# TASK TO COMPLETE:
Scan the material that follows. Copy every line containing the word "time".

# MATERIAL FOR THE TASK:
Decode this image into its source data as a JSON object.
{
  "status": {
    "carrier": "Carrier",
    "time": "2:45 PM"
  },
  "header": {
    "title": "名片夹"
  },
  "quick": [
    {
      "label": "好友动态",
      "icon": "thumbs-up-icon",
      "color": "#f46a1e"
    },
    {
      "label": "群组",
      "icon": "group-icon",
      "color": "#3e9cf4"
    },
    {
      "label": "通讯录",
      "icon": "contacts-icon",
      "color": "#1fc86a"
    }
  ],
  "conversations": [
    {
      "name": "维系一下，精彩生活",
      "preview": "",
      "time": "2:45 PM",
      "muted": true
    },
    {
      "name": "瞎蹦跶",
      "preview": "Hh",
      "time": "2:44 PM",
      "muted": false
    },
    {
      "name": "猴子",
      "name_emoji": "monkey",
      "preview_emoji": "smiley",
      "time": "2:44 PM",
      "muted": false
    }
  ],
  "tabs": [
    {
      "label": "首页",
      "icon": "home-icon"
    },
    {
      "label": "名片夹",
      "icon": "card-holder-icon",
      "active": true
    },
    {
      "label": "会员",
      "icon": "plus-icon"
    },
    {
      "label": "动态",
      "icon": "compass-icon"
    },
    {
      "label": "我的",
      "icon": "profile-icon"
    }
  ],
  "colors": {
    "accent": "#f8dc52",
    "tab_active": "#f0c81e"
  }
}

# RESULT BELOW:
    "time": "2:45 PM"
      "time": "2:45 PM",
      "time": "2:44 PM",
      "time": "2:44 PM",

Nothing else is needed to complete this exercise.